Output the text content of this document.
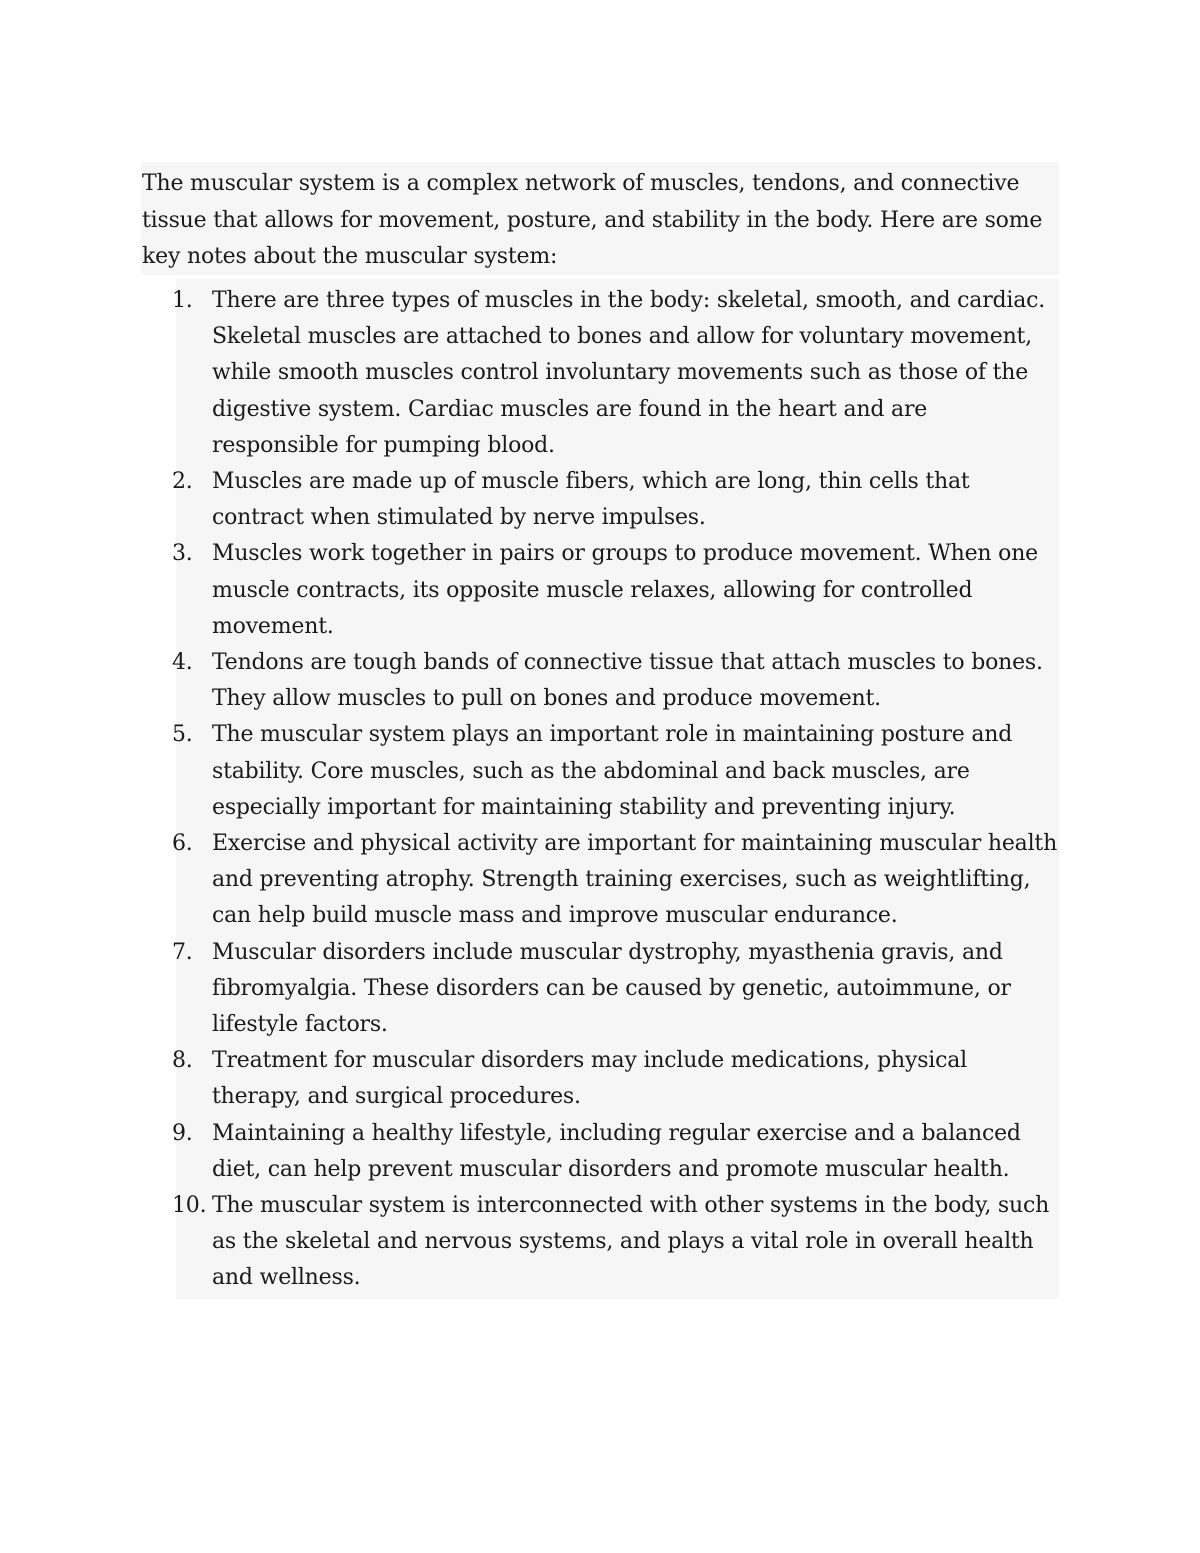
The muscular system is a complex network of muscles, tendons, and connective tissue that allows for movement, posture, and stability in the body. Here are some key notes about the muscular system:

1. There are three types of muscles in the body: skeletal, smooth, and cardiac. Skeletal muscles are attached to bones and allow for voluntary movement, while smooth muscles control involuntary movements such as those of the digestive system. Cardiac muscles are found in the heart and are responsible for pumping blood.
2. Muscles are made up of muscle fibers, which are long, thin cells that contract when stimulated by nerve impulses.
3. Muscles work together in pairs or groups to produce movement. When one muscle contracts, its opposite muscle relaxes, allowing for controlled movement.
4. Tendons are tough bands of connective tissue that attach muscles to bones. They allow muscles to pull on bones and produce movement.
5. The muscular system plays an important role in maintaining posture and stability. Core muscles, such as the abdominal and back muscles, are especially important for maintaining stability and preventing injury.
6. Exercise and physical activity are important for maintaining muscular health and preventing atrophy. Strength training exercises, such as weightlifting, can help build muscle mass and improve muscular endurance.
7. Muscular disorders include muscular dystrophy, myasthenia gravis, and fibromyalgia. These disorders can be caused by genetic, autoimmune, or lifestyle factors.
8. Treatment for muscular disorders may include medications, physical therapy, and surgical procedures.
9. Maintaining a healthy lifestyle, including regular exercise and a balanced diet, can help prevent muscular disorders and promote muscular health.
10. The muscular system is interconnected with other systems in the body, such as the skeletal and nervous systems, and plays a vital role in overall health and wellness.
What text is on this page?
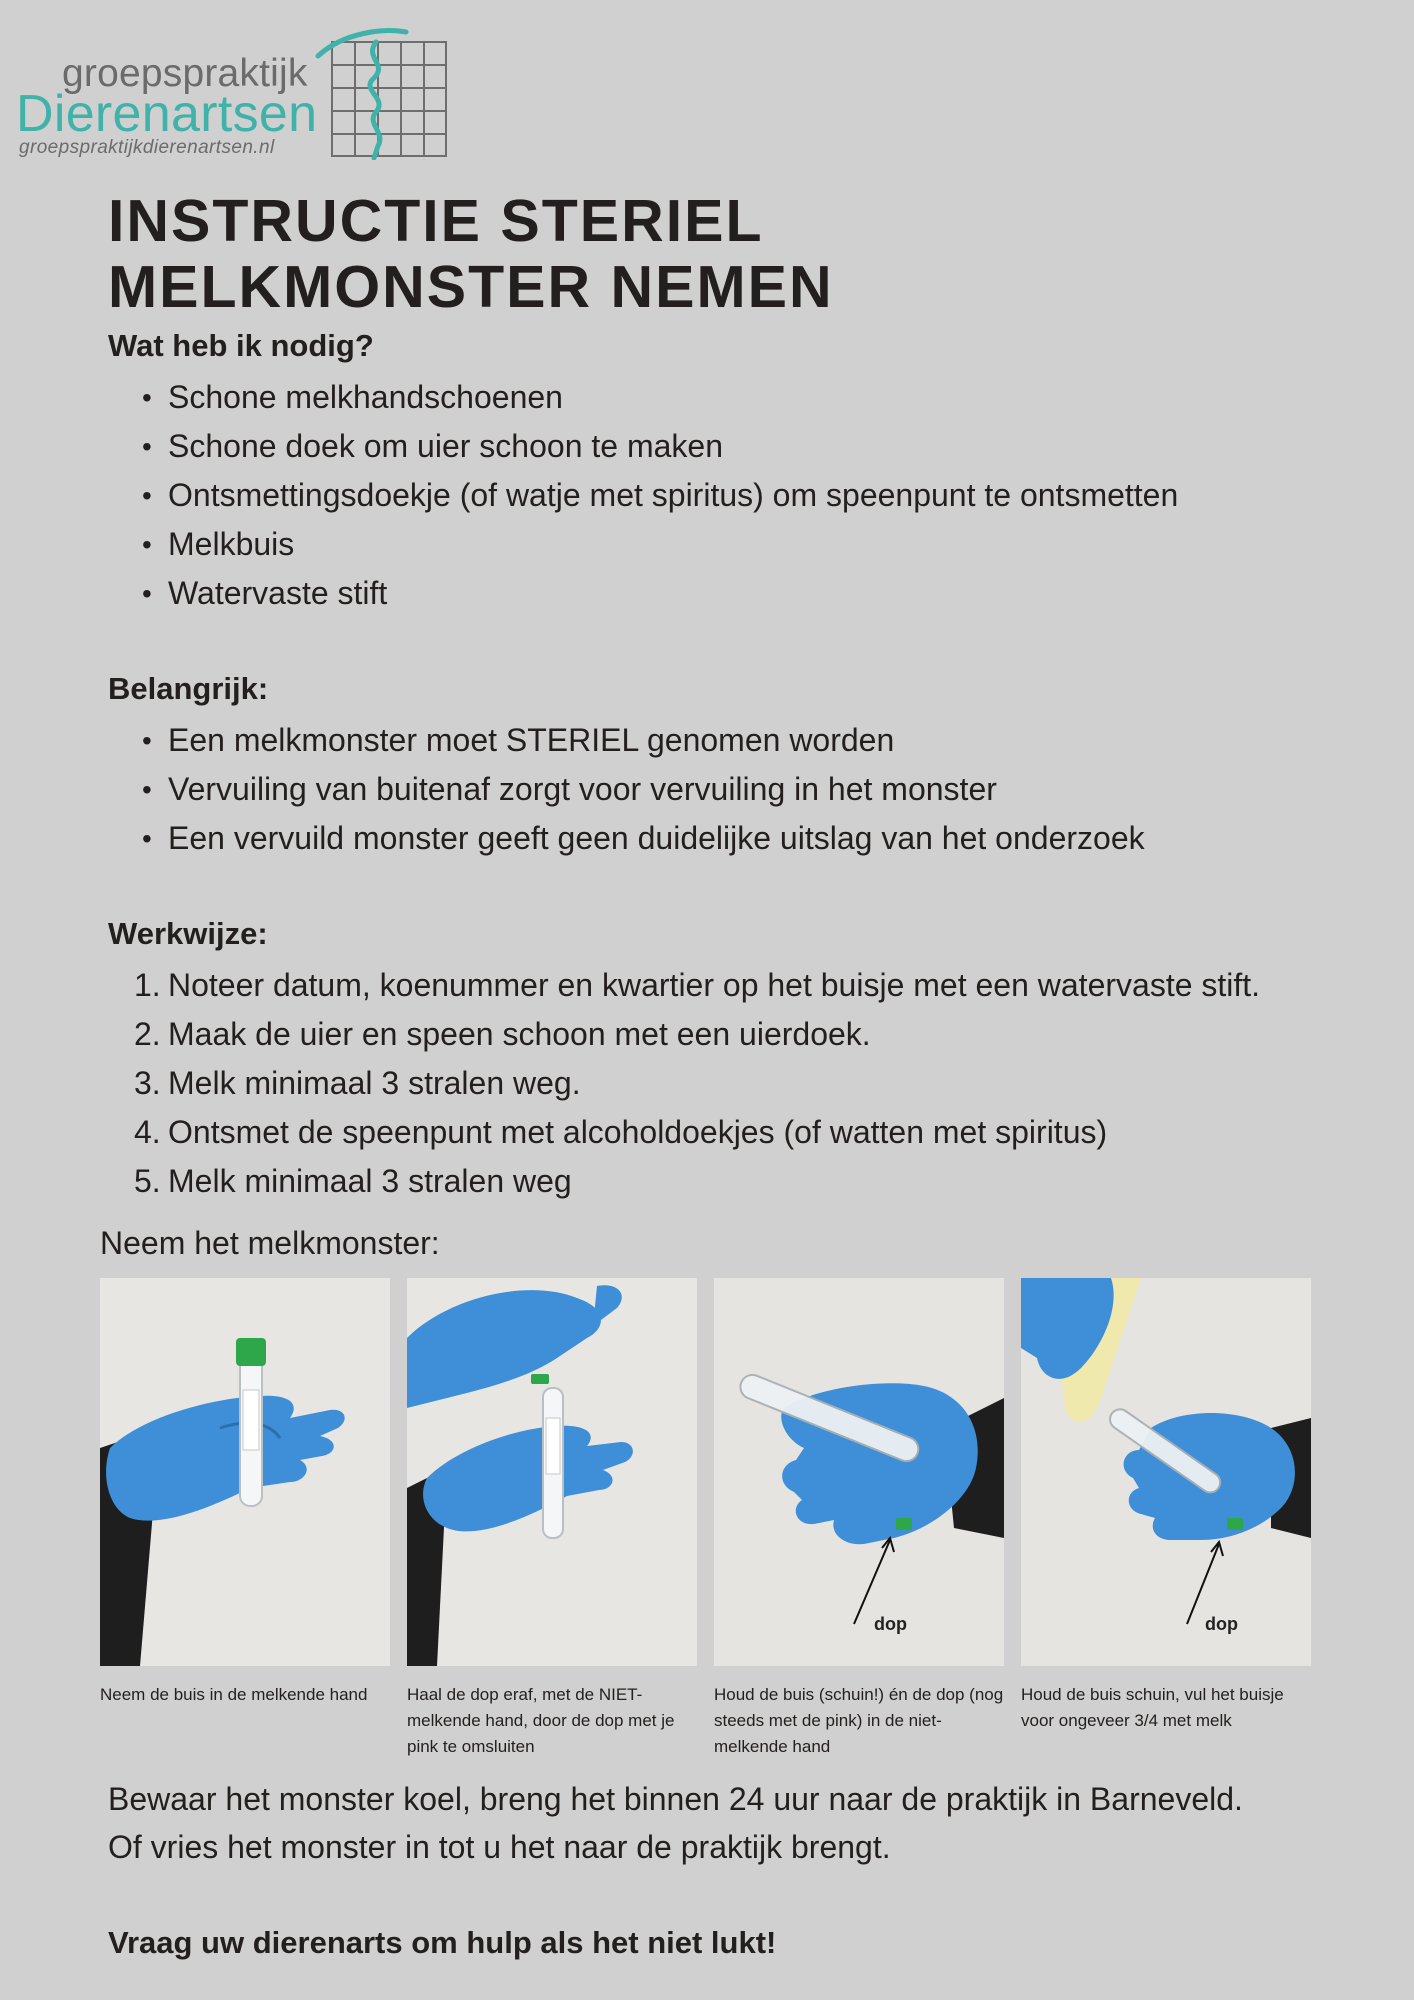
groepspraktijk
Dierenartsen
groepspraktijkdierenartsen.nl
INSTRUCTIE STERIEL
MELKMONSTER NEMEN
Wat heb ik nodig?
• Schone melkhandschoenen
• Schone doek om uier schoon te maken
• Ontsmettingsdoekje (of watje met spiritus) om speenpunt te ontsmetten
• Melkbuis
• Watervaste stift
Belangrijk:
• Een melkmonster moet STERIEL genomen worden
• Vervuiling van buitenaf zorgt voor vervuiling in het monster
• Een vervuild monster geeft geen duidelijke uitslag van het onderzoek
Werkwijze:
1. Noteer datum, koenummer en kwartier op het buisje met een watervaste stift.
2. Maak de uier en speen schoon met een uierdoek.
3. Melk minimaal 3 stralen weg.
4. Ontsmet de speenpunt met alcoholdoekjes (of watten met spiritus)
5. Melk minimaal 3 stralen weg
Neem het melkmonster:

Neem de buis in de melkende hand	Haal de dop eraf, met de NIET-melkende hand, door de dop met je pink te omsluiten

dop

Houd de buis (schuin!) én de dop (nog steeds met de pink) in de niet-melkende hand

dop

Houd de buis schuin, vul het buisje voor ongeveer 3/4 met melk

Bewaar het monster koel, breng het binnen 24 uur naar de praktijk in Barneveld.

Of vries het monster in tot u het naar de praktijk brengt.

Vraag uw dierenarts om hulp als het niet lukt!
* * * *
Problem requirements:
What you return must match each record exactly and contain no images.

Answer for this exercise:
Output the text content of this document.
The muscular system is a complex network of muscles, tendons, and connective tissue that allows for movement, posture, and stability in the body. Here are some key notes about the muscular system:

1. There are three types of muscles in the body: skeletal, smooth, and cardiac. Skeletal muscles are attached to bones and allow for voluntary movement, while smooth muscles control involuntary movements such as those of the digestive system. Cardiac muscles are found in the heart and are responsible for pumping blood.
2. Muscles are made up of muscle fibers, which are long, thin cells that contract when stimulated by nerve impulses.
3. Muscles work together in pairs or groups to produce movement. When one muscle contracts, its opposite muscle relaxes, allowing for controlled movement.
4. Tendons are tough bands of connective tissue that attach muscles to bones. They allow muscles to pull on bones and produce movement.
5. The muscular system plays an important role in maintaining posture and stability. Core muscles, such as the abdominal and back muscles, are especially important for maintaining stability and preventing injury.
6. Exercise and physical activity are important for maintaining muscular health and preventing atrophy. Strength training exercises, such as weightlifting, can help build muscle mass and improve muscular endurance.
7. Muscular disorders include muscular dystrophy, myasthenia gravis, and fibromyalgia. These disorders can be caused by genetic, autoimmune, or lifestyle factors.
8. Treatment for muscular disorders may include medications, physical therapy, and surgical procedures.
9. Maintaining a healthy lifestyle, including regular exercise and a balanced diet, can help prevent muscular disorders and promote muscular health.
10. The muscular system is interconnected with other systems in the body, such as the skeletal and nervous systems, and plays a vital role in overall health and wellness.
What text is on this page?
groepspraktijk
Dierenartsen
groepspraktijkdierenartsen.nl
INSTRUCTIE STERIEL
MELKMONSTER NEMEN
Wat heb ik nodig?
• Schone melkhandschoenen
• Schone doek om uier schoon te maken
• Ontsmettingsdoekje (of watje met spiritus) om speenpunt te ontsmetten
• Melkbuis
• Watervaste stift
Belangrijk:
• Een melkmonster moet STERIEL genomen worden
• Vervuiling van buitenaf zorgt voor vervuiling in het monster
• Een vervuild monster geeft geen duidelijke uitslag van het onderzoek
Werkwijze:
1. Noteer datum, koenummer en kwartier op het buisje met een watervaste stift.
2. Maak de uier en speen schoon met een uierdoek.
3. Melk minimaal 3 stralen weg.
4. Ontsmet de speenpunt met alcoholdoekjes (of watten met spiritus)
5. Melk minimaal 3 stralen weg
Neem het melkmonster:

Neem de buis in de melkende hand	Haal de dop eraf, met de NIET-melkende hand, door de dop met je pink te omsluiten

dop

Houd de buis (schuin!) én de dop (nog steeds met de pink) in de niet-melkende hand

dop

Houd de buis schuin, vul het buisje voor ongeveer 3/4 met melk

Bewaar het monster koel, breng het binnen 24 uur naar de praktijk in Barneveld.

Of vries het monster in tot u het naar de praktijk brengt.

Vraag uw dierenarts om hulp als het niet lukt!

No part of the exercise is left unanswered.